Görevler —
1. Yurtdışı kar payı vergilemesiyle ilgili metne göre şunları yanıtlayın:
(a) Türkiye'de yaşayan gerçek kişilerin yurtdışından kar payı almasının yaygınlaşması neyin artmasıyla birlikte olmuştur?
(b) Gerçek kişilerin kendi şirketleri dışında kar payı alabildiği iki kaynak nedir?
(c) Yazıda konu hangi vergi açısından değerlendiriliyor?
2. Yurtdışından alınan kar paylarının vergilendirilmesini anlatan metni, son cümleden sonrasını yazarak sürdürün.

Metin Bölümü —
Gerçek Kişilerin Yurtdışından
Elde Ettiği Kar Paylarında Vergileme Ve Vergi Mahsubu
Son yıllarda Türk sermayesinin yurtdışında yatırım yapma eğiliminin artmasıyla birlikte, Türkiye’de yaşayan gerçek kişilerin yurtdışından kar payı elde etmeleri yaygınlaşmıştır. Elde edilen kar payları yurtdışı yatırım bankaları veya çeşitli mobil uygulamalar üzerinden işlem yapılan yurtdışı borsalarda olabileceği gibi, gerçek kişilerin yurtdışında doğrudan sahibi oldukları şirketler üzerinden dağıtılan kar payları da olabilmektedir.
Yazımızda gerçek kişilerin yurtdışından elde ettikleri kar paylarının vergilenmesi ve yurtdışında ödedikleri verginin mahsubu konusu gelir vergisi açısından değerlendirilmektedir.

Sağlanan Veriler —
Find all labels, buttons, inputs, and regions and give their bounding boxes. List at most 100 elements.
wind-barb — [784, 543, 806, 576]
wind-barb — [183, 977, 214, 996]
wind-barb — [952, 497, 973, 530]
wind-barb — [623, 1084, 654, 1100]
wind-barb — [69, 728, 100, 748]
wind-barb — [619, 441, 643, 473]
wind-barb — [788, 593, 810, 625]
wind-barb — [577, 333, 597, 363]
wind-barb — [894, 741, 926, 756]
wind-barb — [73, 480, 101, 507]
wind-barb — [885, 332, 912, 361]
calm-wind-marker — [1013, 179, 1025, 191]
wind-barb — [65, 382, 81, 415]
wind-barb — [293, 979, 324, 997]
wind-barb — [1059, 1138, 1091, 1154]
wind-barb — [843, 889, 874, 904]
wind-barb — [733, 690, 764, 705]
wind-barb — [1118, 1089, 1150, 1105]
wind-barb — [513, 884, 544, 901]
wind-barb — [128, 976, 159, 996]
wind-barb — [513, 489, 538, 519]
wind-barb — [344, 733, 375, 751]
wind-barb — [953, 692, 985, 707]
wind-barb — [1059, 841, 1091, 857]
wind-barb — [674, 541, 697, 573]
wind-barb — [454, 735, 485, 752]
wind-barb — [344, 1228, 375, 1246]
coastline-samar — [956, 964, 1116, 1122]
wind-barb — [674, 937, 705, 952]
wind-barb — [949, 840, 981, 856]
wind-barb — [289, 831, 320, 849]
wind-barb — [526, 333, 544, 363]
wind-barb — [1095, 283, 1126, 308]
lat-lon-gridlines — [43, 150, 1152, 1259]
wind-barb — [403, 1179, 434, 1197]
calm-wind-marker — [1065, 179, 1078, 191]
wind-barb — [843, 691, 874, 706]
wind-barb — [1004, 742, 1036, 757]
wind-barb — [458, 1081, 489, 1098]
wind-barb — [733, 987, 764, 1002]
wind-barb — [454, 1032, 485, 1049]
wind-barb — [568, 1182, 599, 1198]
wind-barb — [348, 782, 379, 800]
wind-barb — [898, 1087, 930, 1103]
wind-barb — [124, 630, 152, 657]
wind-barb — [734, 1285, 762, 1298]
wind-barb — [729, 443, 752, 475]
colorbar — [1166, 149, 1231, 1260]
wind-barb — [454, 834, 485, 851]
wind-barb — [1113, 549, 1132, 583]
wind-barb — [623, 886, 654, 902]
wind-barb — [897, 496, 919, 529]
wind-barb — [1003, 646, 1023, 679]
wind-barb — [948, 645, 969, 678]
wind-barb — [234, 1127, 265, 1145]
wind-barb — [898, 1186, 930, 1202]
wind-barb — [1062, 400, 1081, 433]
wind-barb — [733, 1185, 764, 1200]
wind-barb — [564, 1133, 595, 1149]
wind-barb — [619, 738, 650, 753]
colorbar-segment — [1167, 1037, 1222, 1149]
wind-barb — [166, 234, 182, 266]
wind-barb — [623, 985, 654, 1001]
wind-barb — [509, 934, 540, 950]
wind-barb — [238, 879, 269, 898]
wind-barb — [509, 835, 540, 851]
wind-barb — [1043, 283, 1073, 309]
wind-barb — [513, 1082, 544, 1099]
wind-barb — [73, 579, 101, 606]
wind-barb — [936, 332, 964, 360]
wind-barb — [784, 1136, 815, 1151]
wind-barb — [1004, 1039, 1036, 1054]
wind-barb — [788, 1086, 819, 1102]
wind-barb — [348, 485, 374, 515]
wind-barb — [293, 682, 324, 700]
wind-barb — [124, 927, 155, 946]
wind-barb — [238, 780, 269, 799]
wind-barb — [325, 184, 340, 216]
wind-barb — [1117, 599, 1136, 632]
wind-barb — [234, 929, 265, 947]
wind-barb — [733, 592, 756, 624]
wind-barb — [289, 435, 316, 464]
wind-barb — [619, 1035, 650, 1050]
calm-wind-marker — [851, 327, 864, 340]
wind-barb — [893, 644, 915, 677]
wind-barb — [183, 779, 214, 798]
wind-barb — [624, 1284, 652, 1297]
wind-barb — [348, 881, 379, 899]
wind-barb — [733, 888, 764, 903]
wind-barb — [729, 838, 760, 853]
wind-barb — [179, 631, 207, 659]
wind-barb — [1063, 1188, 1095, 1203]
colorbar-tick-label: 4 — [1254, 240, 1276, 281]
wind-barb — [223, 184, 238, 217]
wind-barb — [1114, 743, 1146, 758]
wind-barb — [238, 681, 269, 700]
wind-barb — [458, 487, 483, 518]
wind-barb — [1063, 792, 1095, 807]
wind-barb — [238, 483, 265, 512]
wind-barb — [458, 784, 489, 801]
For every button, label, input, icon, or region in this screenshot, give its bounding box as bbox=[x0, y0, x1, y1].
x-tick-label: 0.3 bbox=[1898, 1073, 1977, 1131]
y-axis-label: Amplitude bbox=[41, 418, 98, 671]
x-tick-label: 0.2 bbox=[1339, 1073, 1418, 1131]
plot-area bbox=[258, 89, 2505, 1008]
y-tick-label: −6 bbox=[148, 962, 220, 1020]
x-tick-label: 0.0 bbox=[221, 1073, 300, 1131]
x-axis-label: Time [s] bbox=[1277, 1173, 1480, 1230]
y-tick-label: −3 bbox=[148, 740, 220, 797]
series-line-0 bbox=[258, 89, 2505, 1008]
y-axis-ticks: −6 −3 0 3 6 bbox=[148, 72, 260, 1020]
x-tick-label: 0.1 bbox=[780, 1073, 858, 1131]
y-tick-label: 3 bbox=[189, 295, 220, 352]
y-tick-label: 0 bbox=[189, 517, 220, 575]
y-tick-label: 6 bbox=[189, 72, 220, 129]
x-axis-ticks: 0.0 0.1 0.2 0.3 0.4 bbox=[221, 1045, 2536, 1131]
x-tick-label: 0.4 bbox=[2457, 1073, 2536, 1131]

Sıralı Yanıtlar —
1.
(a) Türk sermayesinin yurtdışında yatırım yapma eğiliminin artmasıyla birlikte.
(b) Yurtdışı yatırım bankaları ve çeşitli mobil uygulamalar üzerinden işlem yapılan yurtdışı borsalar.
(c) Gelir vergisi açısından.

2.
Yurtdışı Kar Paylarının Gelir Vergisi Açısından Değerlendirilmesi
Gelir Vergisi Kanunu’nun 3üncü maddesine göre Türkiye’de yerleşmiş gerçek kişiler (tam mükellef), Türkiye içinde ve dışında elde ettikleri kazanç ve iratların tamamı üzerinden Türkiye’de vergilendirilirler. Aynı kanunun 4üncü maddesine göre ise yerleşmeden kasıt ikametgâhı Türkiye'de bulunanlar veya bir takvim yılı içinde Türkiye'de devamlı olarak altı aydan fazla oturanlardır. Dolayısıyla Türkiye’de ikamet eden ve başkaca bir ülkede ikametgâhı olmayan kişilerin yurtdışından elde ettikleri kar payları ister bankadan olsun ister doğrudan sahip oldukları şirketlerden olsun Türkiye’de gelir vergisine tabiidir.
Yurtdışı borsalarda işlem gören hisse senetlerinden elde edilen temettü gelirleri, Türkiye’de vergi kesintisi ve istisna uygulamasına konu olmayan diğer menkul ve gayrimenkul sermaye iratlarıyla birlikte 8.400 TL’yi geçmesi durumunda, herhangi bir istisnaya konu olmadan tümüyle gelir vergisine tabiidir. İlgili gelir, yıllık gelir vergisi beyannamesiyle beyan edilmelidir ve %15 ile %40 arasında vergilendirilir.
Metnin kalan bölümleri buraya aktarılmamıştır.